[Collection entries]
——————————

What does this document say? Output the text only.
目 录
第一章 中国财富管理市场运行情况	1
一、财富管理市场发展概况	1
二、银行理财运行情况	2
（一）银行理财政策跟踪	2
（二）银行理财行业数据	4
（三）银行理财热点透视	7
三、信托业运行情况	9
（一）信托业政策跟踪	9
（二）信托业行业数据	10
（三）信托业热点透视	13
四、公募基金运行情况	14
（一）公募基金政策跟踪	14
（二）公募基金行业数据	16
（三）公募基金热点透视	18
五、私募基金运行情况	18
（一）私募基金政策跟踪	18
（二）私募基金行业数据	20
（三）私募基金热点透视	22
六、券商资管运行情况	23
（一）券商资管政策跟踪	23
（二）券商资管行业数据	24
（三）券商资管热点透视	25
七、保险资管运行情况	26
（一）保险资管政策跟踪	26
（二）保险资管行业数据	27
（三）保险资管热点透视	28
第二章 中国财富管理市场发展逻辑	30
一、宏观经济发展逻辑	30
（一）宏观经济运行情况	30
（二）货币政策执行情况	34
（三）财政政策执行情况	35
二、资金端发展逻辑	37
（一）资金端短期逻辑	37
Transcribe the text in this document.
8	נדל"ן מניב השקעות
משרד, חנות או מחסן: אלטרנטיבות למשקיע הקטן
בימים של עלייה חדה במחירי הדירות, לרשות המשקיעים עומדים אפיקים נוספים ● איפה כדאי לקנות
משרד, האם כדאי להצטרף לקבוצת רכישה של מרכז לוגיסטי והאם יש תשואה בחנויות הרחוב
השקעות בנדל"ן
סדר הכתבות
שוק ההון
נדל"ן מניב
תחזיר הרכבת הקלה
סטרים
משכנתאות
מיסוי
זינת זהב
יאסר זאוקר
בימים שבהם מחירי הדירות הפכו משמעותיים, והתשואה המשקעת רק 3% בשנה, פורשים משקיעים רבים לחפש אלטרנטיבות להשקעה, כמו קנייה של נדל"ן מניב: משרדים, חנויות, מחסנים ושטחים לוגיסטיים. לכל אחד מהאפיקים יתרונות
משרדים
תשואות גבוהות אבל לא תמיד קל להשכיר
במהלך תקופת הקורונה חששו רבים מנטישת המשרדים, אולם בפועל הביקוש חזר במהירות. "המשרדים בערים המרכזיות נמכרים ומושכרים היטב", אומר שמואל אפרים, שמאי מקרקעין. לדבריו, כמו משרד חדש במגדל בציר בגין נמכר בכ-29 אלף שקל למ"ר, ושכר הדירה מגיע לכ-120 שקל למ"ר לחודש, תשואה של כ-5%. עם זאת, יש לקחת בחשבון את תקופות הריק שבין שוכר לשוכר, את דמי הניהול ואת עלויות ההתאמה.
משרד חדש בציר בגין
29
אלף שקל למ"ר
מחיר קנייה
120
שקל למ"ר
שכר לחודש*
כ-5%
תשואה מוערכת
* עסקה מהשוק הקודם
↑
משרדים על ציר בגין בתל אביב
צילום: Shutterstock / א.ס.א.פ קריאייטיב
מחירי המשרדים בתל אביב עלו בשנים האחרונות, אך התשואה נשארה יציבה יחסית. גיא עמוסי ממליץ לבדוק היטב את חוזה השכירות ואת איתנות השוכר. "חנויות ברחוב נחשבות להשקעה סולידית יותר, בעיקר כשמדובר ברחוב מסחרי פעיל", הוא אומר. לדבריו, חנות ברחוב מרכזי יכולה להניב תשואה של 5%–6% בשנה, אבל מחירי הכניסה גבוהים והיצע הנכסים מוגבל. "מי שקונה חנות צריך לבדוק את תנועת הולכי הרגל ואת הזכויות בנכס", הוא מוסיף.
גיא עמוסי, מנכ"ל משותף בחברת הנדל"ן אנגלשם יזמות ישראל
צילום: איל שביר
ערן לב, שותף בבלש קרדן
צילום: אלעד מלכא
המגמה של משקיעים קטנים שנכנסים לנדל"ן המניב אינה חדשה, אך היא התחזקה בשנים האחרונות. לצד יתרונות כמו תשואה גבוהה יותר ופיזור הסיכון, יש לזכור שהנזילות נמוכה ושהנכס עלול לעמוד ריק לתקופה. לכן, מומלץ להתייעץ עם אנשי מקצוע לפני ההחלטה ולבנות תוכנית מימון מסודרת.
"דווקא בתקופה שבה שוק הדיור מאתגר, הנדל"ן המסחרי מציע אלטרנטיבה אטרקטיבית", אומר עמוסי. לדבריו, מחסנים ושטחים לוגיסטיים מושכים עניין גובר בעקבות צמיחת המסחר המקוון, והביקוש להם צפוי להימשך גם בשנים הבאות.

——————————

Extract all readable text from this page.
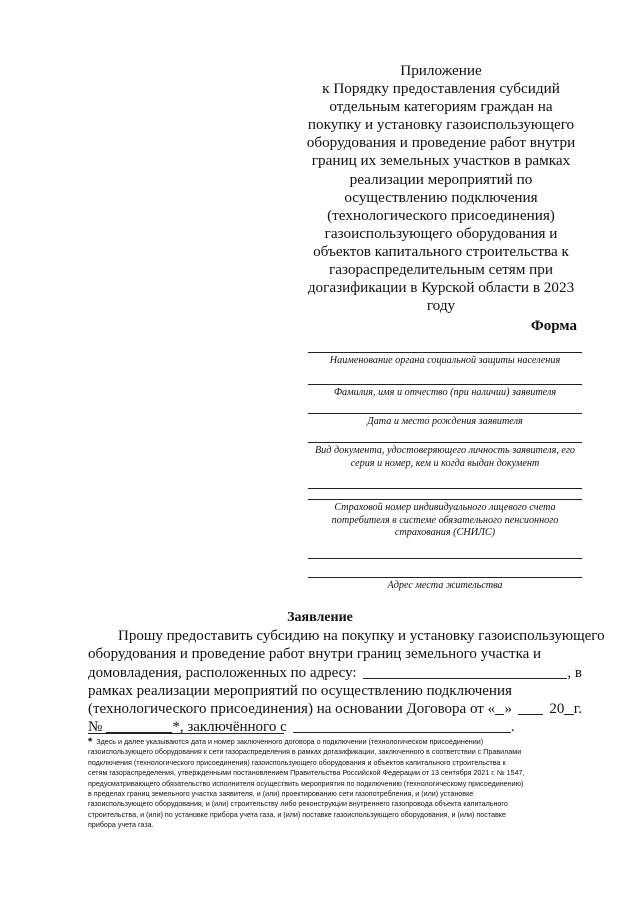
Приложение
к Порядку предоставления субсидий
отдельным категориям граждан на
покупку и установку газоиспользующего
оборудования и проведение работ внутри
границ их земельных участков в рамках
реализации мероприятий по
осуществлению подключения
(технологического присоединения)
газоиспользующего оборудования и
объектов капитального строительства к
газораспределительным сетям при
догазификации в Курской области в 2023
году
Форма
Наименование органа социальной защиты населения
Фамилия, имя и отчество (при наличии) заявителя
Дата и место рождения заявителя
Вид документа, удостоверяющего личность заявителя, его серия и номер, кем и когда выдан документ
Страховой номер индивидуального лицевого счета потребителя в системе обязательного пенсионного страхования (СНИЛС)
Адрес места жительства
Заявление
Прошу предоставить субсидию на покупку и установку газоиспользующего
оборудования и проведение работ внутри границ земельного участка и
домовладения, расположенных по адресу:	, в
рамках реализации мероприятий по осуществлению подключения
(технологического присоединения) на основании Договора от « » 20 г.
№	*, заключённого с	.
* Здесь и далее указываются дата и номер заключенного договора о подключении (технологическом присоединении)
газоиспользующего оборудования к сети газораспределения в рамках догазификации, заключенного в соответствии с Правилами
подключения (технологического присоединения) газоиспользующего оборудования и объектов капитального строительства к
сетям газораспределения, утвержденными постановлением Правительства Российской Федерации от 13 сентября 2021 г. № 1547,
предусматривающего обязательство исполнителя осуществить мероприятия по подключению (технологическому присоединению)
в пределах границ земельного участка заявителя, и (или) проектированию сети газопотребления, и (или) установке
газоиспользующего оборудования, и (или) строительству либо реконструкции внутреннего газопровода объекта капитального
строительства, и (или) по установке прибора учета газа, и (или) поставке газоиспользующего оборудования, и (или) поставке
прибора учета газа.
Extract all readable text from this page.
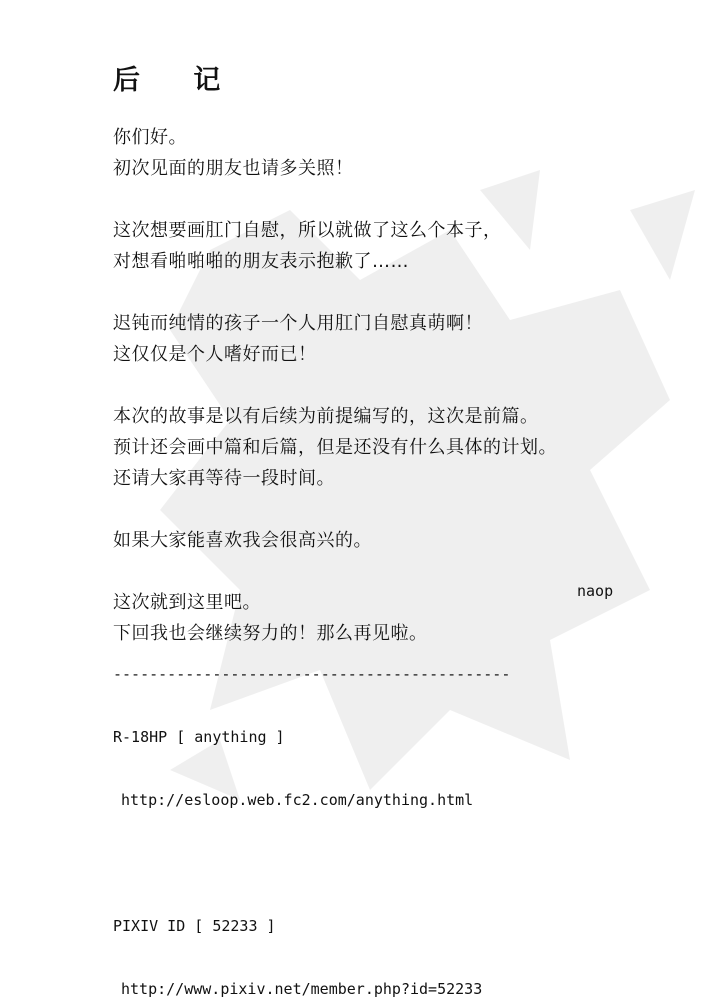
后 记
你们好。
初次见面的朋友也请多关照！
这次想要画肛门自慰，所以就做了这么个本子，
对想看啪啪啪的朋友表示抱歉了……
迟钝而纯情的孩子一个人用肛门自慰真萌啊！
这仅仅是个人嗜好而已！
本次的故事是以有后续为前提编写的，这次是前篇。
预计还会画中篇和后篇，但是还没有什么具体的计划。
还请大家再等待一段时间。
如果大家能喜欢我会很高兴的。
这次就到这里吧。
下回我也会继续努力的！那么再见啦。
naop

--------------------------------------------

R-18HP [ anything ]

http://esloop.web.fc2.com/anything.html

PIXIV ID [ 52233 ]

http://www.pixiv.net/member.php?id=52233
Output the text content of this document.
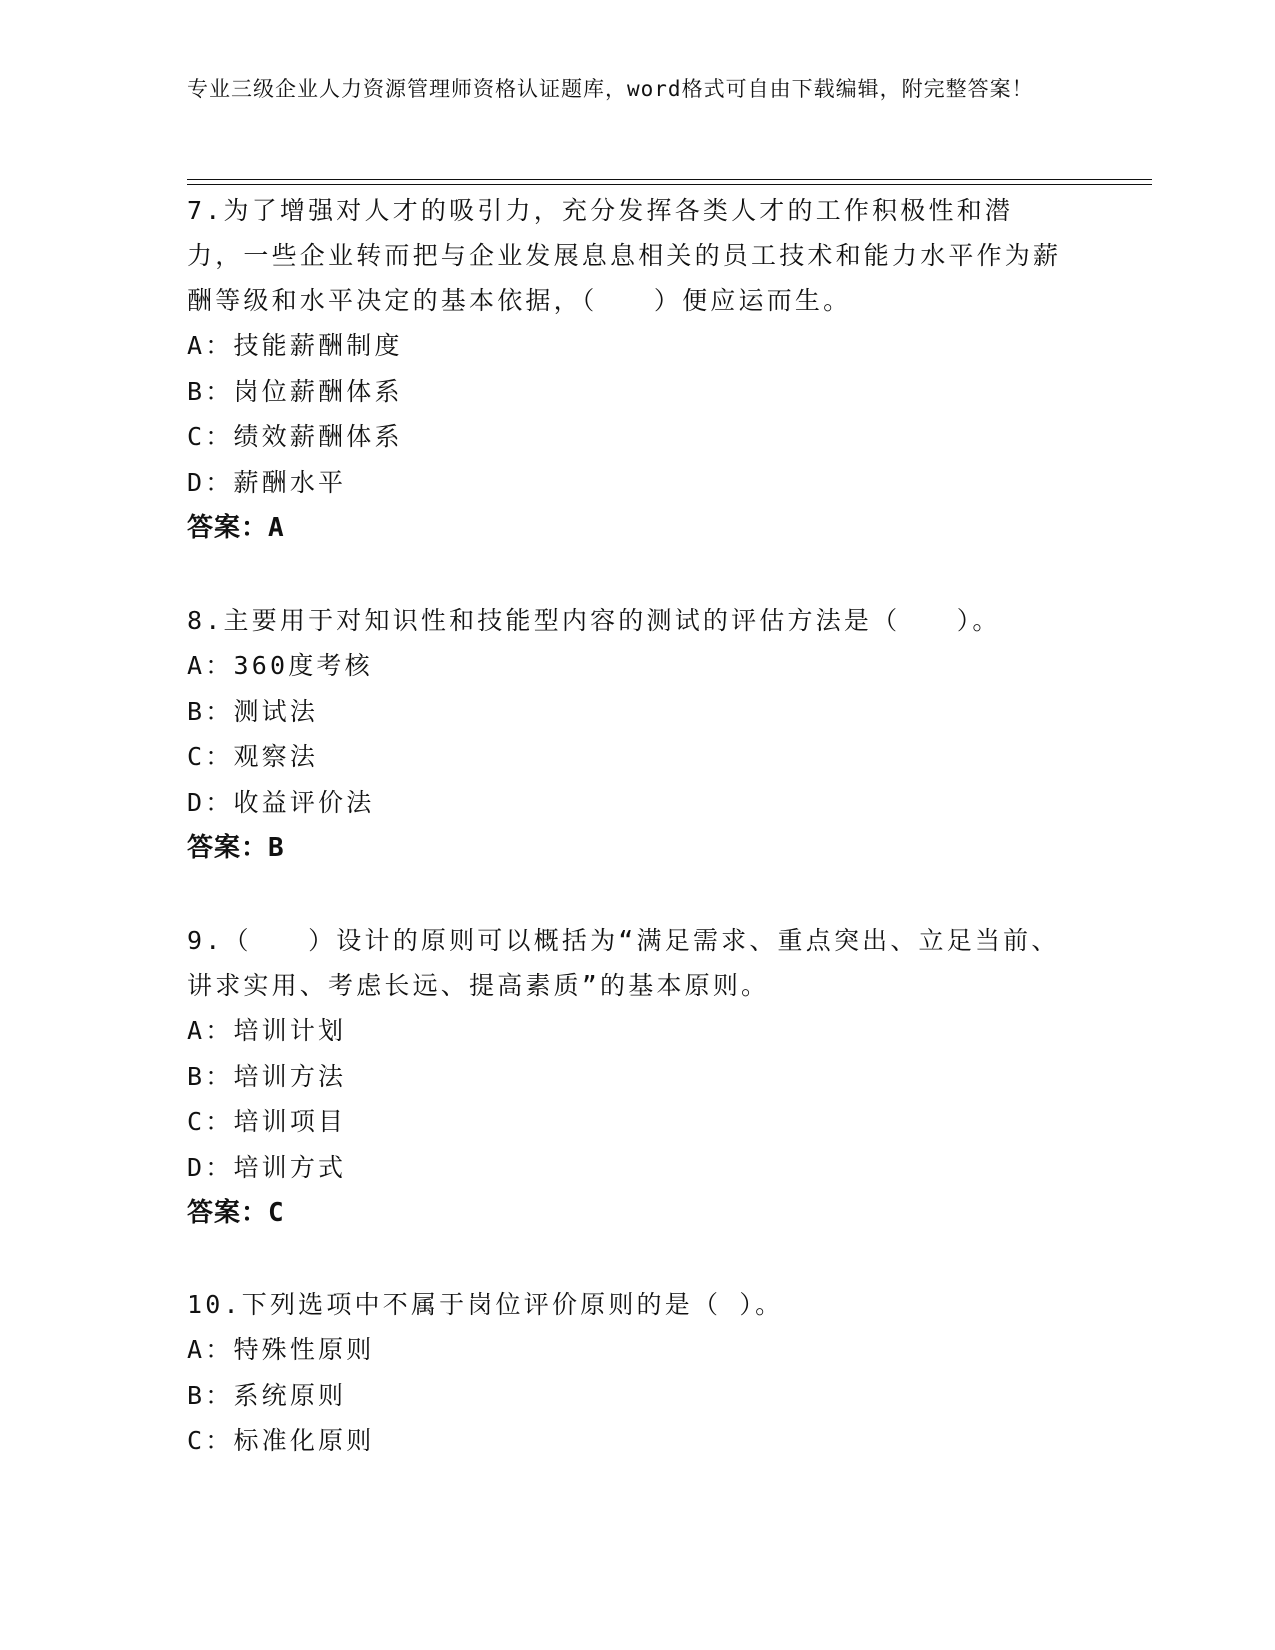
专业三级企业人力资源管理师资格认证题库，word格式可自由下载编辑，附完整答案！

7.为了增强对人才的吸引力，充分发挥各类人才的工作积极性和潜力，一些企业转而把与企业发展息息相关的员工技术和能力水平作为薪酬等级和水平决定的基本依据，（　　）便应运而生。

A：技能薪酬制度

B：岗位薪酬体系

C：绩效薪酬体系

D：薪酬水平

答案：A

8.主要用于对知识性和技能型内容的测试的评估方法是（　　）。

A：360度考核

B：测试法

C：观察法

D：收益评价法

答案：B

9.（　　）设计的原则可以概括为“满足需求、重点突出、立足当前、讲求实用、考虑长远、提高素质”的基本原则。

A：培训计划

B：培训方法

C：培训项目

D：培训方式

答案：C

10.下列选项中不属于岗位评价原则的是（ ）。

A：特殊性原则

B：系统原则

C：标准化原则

——————————

-- Instruction --
In the listing above, how many lines include the word "צילום"? Answer with the number and nothing more.

-- Correct response --
3